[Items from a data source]
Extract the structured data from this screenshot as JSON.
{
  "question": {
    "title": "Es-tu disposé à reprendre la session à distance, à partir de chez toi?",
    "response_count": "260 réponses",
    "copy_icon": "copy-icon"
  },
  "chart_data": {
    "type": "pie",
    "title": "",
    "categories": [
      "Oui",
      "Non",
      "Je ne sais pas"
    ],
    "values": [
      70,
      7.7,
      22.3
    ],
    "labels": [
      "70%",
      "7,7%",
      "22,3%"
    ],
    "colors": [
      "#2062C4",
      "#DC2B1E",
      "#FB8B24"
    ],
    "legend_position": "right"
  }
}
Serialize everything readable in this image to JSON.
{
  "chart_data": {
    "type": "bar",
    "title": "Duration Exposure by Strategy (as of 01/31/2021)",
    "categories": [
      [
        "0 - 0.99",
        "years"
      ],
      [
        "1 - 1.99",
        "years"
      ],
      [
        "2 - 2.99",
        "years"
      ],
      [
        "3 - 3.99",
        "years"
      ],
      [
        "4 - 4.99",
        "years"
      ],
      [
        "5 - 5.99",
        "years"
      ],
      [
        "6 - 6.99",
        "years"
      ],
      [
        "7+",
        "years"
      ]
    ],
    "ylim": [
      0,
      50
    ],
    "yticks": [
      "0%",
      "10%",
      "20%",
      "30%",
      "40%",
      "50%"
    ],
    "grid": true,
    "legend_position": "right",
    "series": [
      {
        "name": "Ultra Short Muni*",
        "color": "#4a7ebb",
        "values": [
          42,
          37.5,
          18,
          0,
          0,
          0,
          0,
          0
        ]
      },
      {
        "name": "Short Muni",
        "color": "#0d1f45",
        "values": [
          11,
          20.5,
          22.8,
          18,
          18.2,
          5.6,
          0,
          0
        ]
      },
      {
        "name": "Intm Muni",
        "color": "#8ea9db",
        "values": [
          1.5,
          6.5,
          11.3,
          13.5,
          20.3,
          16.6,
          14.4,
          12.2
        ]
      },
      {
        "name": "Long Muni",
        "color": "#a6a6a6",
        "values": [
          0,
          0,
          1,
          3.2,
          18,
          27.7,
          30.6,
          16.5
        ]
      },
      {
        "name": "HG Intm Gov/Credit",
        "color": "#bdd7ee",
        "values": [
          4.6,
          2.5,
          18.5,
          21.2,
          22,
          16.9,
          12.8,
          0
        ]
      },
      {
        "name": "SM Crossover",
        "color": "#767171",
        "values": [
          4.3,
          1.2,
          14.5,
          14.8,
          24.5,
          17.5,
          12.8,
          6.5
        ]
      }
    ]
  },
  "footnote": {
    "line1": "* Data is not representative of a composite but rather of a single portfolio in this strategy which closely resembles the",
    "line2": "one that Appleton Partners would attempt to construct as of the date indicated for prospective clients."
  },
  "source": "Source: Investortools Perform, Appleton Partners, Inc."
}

### Direction
Retype all of the entries precisely as they are.

### Answer to the task
Extract the structured data from this screenshot as JSON.
{
  "question": {
    "title": "Es-tu disposé à reprendre la session à distance, à partir de chez toi?",
    "response_count": "260 réponses",
    "copy_icon": "copy-icon"
  },
  "chart_data": {
    "type": "pie",
    "title": "",
    "categories": [
      "Oui",
      "Non",
      "Je ne sais pas"
    ],
    "values": [
      70,
      7.7,
      22.3
    ],
    "labels": [
      "70%",
      "7,7%",
      "22,3%"
    ],
    "colors": [
      "#2062C4",
      "#DC2B1E",
      "#FB8B24"
    ],
    "legend_position": "right"
  }
}
Serialize everything readable in this image to JSON.
{
  "chart_data": {
    "type": "bar",
    "title": "Duration Exposure by Strategy (as of 01/31/2021)",
    "categories": [
      [
        "0 - 0.99",
        "years"
      ],
      [
        "1 - 1.99",
        "years"
      ],
      [
        "2 - 2.99",
        "years"
      ],
      [
        "3 - 3.99",
        "years"
      ],
      [
        "4 - 4.99",
        "years"
      ],
      [
        "5 - 5.99",
        "years"
      ],
      [
        "6 - 6.99",
        "years"
      ],
      [
        "7+",
        "years"
      ]
    ],
    "ylim": [
      0,
      50
    ],
    "yticks": [
      "0%",
      "10%",
      "20%",
      "30%",
      "40%",
      "50%"
    ],
    "grid": true,
    "legend_position": "right",
    "series": [
      {
        "name": "Ultra Short Muni*",
        "color": "#4a7ebb",
        "values": [
          42,
          37.5,
          18,
          0,
          0,
          0,
          0,
          0
        ]
      },
      {
        "name": "Short Muni",
        "color": "#0d1f45",
        "values": [
          11,
          20.5,
          22.8,
          18,
          18.2,
          5.6,
          0,
          0
        ]
      },
      {
        "name": "Intm Muni",
        "color": "#8ea9db",
        "values": [
          1.5,
          6.5,
          11.3,
          13.5,
          20.3,
          16.6,
          14.4,
          12.2
        ]
      },
      {
        "name": "Long Muni",
        "color": "#a6a6a6",
        "values": [
          0,
          0,
          1,
          3.2,
          18,
          27.7,
          30.6,
          16.5
        ]
      },
      {
        "name": "HG Intm Gov/Credit",
        "color": "#bdd7ee",
        "values": [
          4.6,
          2.5,
          18.5,
          21.2,
          22,
          16.9,
          12.8,
          0
        ]
      },
      {
        "name": "SM Crossover",
        "color": "#767171",
        "values": [
          4.3,
          1.2,
          14.5,
          14.8,
          24.5,
          17.5,
          12.8,
          6.5
        ]
      }
    ]
  },
  "footnote": {
    "line1": "* Data is not representative of a composite but rather of a single portfolio in this strategy which closely resembles the",
    "line2": "one that Appleton Partners would attempt to construct as of the date indicated for prospective clients."
  },
  "source": "Source: Investortools Perform, Appleton Partners, Inc."
}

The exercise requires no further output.